**RECORDS SUPPLIED**
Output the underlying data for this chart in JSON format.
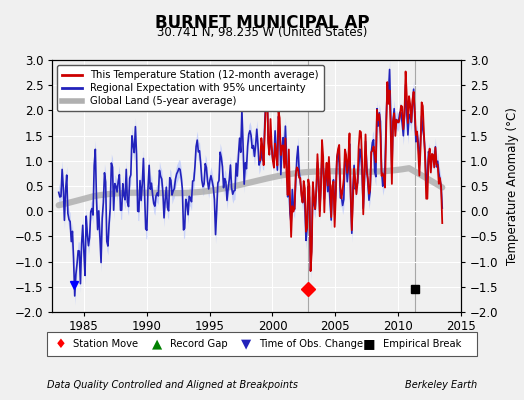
{
  "title": "BURNET MUNICIPAL AP",
  "subtitle": "30.741 N, 98.235 W (United States)",
  "ylabel": "Temperature Anomaly (°C)",
  "footer_left": "Data Quality Controlled and Aligned at Breakpoints",
  "footer_right": "Berkeley Earth",
  "xlim": [
    1982.5,
    2014.5
  ],
  "ylim": [
    -2,
    3
  ],
  "yticks": [
    -2,
    -1.5,
    -1,
    -0.5,
    0,
    0.5,
    1,
    1.5,
    2,
    2.5,
    3
  ],
  "xticks": [
    1985,
    1990,
    1995,
    2000,
    2005,
    2010,
    2015
  ],
  "bg_color": "#f0f0f0",
  "plot_bg_color": "#f0f0f0",
  "grid_color": "#cccccc",
  "station_move_year": 2002.8,
  "empirical_break_year": 2011.3,
  "time_obs_year": 1984.2,
  "vline_years": [
    2002.8,
    2011.3
  ],
  "station_start_year": 1999.0,
  "regional_start_year": 1983.0,
  "end_year": 2013.5,
  "n_regional": 366,
  "n_station": 174,
  "red_color": "#cc0000",
  "blue_color": "#2222bb",
  "band_color": "#aabbff",
  "gray_color": "#b0b0b0",
  "marker_y": -1.55
}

**YOUR OBJECTIVE**
Leave the pictures out, and transcribe each of the records exactly.

**ANSWER IN FULL**
Output the underlying data for this chart in JSON format.
{
  "title": "BURNET MUNICIPAL AP",
  "subtitle": "30.741 N, 98.235 W (United States)",
  "ylabel": "Temperature Anomaly (°C)",
  "footer_left": "Data Quality Controlled and Aligned at Breakpoints",
  "footer_right": "Berkeley Earth",
  "xlim": [
    1982.5,
    2014.5
  ],
  "ylim": [
    -2,
    3
  ],
  "yticks": [
    -2,
    -1.5,
    -1,
    -0.5,
    0,
    0.5,
    1,
    1.5,
    2,
    2.5,
    3
  ],
  "xticks": [
    1985,
    1990,
    1995,
    2000,
    2005,
    2010,
    2015
  ],
  "bg_color": "#f0f0f0",
  "plot_bg_color": "#f0f0f0",
  "grid_color": "#cccccc",
  "station_move_year": 2002.8,
  "empirical_break_year": 2011.3,
  "time_obs_year": 1984.2,
  "vline_years": [
    2002.8,
    2011.3
  ],
  "station_start_year": 1999.0,
  "regional_start_year": 1983.0,
  "end_year": 2013.5,
  "n_regional": 366,
  "n_station": 174,
  "red_color": "#cc0000",
  "blue_color": "#2222bb",
  "band_color": "#aabbff",
  "gray_color": "#b0b0b0",
  "marker_y": -1.55
}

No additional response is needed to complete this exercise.